**Excerpt to read:**
┌────────

Unsureif Wed 16-Nov-16 06:43:09

Pizanfan, if you were to look at my children they are very obviously a boy and a girl. I'm not bringing them up absent of gender (as the cultural gender binary dictates). DD knows she is a girl and likewise ds knows he's a boy. I have read the book Pink brain blue brain and found it interesting. DD is definitely drawn to dolls and nurturing whereas DS is less so even though he has had a doll etc forever.

I have noticed the differing comments they receive from people- ds is clever and funny and DD is pretty with adorable hair. But I'm quick to point out that DD is the bravest kid I know and that ds is very sensitive or whatever is relevant.

libprog Wed 16-Nov-16 07:13:05

Not like you have much of a say anyway. If most girls your DD has contact with have long hair, what do you think the chances are she will also "want" to have long hair? My boss told me a story about a kid his kids know, their DS loved ballet, until he once wore his outfit (ballerina) outside of ballet class and got bullied for it. Now he doesn't do it anymore. There will always be outside influences that you can't control. So the best you can do, is as you are doing - not choose for them and offer critical thinking to the choices they do make.

FitnessFad Wed 16-Nov-16 07:26:22

What exactly is wrong with a girl dressing as a girl, and a boy as a boy? I don't understand - who exactly is it a problem for?

XinnaJane Wed 16-Nov-16 07:31:34

One of the problems I find fitness, going back to the hair issue, is that long 'girls' hair can actually be quite limiting. I see girls all the time in the playground who can't really climb properly because they have hair in their faces. their play having to be interrupted to put clips in etc. If you have short boys hair you are not having an artificial, aesthetic limit placed on you all the time.

FitnessFad Wed 16-Nov-16 07:44:10

But what little girl wants to look like a boy? Surely it's easy enough to tie it up.

Pizanfan Wed 16-Nov-16 07:52:39

Cisoff

I'd fear you are confusing your children a touch, telling both they can do anything, but ensuring DD only plays girls sports. Depending on the age of DD she may actually hold a physiological advantage, for example, tough rugby finds girls excel beyond boys up until the age of 12/13 (depending on individual), and when players transition into contact the genders are split. That said I know a few girls who have refused to quit, as there was no girls team, so they have played 2 years of contact before sourcing girls teams (as that when physiological advantage got too large in favour of boys).

Don't be afraid to allow your DD to compete with boys early on, chances are she'll excell.

With regards to the primate studies, I don't remember the names off the top of my head, but one is about 15 years old involving Rhesus monkeys, and the other more recent involving chimpanzees (longer term study).

└────────

**Exercises to complete:**
**A.** Extract from the forum thread, word for word, the part that opens with the words containing "But what little" and closes with "favour of boys).".
**B.** In the forum thread, what happened to the boy who loved ballet after he wore his ballerina outfit outside of ballet class?

**Supplied material:**
┌────────

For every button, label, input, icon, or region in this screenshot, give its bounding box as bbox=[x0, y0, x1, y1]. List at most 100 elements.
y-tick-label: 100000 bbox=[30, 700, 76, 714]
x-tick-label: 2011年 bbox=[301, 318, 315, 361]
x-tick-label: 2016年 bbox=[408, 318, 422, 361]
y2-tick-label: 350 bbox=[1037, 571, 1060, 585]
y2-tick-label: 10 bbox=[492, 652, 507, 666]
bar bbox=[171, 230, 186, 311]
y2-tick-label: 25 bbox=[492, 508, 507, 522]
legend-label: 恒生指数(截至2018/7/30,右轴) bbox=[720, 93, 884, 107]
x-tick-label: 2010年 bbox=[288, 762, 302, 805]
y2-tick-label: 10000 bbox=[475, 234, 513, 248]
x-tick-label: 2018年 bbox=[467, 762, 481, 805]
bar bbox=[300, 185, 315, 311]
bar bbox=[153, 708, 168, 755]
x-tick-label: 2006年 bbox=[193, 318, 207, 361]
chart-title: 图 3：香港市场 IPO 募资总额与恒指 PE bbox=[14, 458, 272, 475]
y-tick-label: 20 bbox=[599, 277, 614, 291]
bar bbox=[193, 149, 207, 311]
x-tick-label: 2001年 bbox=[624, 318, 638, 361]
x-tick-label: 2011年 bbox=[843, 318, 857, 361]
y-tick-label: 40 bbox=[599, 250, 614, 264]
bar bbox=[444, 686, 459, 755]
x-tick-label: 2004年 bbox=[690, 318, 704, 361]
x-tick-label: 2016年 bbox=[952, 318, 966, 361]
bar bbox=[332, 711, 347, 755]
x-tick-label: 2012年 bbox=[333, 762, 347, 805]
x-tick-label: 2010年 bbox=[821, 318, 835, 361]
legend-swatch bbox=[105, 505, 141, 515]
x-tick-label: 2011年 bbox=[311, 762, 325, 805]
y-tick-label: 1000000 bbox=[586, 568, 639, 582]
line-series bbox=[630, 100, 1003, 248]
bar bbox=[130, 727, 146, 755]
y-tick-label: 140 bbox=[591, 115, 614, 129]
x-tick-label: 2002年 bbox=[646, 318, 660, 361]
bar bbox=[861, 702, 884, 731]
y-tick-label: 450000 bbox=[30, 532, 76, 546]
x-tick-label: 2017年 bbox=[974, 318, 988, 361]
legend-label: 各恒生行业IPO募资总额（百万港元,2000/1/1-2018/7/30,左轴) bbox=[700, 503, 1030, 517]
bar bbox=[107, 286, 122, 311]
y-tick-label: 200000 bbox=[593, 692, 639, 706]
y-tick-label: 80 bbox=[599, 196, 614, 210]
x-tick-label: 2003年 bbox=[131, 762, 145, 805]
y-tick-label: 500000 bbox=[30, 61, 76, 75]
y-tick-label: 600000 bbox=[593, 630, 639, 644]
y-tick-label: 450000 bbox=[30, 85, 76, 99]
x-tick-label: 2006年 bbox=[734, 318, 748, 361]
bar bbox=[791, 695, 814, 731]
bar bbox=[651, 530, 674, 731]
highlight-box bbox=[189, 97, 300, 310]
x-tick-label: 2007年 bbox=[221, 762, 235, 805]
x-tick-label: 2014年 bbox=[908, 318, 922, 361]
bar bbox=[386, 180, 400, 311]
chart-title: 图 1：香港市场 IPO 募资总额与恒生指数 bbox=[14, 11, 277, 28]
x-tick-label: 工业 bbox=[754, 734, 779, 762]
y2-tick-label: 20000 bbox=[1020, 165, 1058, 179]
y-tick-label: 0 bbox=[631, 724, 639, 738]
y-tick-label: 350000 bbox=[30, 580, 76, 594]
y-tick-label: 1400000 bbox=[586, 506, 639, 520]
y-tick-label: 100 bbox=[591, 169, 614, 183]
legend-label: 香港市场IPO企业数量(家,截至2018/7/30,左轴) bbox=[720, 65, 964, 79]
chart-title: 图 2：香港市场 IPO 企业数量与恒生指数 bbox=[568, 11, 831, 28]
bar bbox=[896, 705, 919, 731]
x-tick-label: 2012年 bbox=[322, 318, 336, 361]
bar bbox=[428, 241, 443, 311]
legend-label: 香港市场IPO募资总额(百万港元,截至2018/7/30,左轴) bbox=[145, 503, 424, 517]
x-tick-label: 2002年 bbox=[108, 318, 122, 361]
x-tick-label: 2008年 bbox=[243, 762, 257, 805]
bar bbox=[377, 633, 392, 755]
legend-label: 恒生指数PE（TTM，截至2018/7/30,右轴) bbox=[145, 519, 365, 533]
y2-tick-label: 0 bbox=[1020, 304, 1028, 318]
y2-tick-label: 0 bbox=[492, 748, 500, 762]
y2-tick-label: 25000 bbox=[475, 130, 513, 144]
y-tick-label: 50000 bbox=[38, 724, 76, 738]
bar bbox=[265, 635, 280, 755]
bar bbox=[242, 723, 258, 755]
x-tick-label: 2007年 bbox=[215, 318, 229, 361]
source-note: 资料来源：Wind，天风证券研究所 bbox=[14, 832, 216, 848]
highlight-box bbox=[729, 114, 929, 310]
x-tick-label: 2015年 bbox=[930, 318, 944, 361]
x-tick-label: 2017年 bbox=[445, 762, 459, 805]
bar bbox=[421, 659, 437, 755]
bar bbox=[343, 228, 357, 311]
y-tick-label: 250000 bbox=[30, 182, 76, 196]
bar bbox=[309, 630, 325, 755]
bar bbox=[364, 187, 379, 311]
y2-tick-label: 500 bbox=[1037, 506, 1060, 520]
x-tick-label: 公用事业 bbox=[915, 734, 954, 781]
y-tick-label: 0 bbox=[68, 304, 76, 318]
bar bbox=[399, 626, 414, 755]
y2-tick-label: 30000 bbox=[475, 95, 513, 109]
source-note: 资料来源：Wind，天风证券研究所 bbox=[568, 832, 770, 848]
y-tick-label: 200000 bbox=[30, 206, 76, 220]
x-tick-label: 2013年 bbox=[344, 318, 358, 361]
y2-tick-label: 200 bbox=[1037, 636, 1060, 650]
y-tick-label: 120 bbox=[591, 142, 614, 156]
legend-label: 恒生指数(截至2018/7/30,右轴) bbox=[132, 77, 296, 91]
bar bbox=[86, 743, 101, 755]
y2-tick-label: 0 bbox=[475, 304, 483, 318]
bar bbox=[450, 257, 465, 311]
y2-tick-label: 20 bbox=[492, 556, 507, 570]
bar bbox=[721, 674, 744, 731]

└────────

**Solutions per task:**
**A.**
But what little girl wants to look like a boy? Surely it's easy enough to tie it up.

Pizanfan Wed 16-Nov-16 07:52:39

Cisoff

I'd fear you are confusing your children a touch, telling both they can do anything, but ensuring DD only plays girls sports. Depending on the age of DD she may actually hold a physiological advantage, for example, tough rugby finds girls excel beyond boys up until the age of 12/13 (depending on individual), and when players transition into contact the genders are split. That said I know a few girls who have refused to quit, as there was no girls team, so they have played 2 years of contact before sourcing girls teams (as that when physiological advantage got too large in favour of boys).

**B.** He got bullied for it, and now he doesn't do it anymore.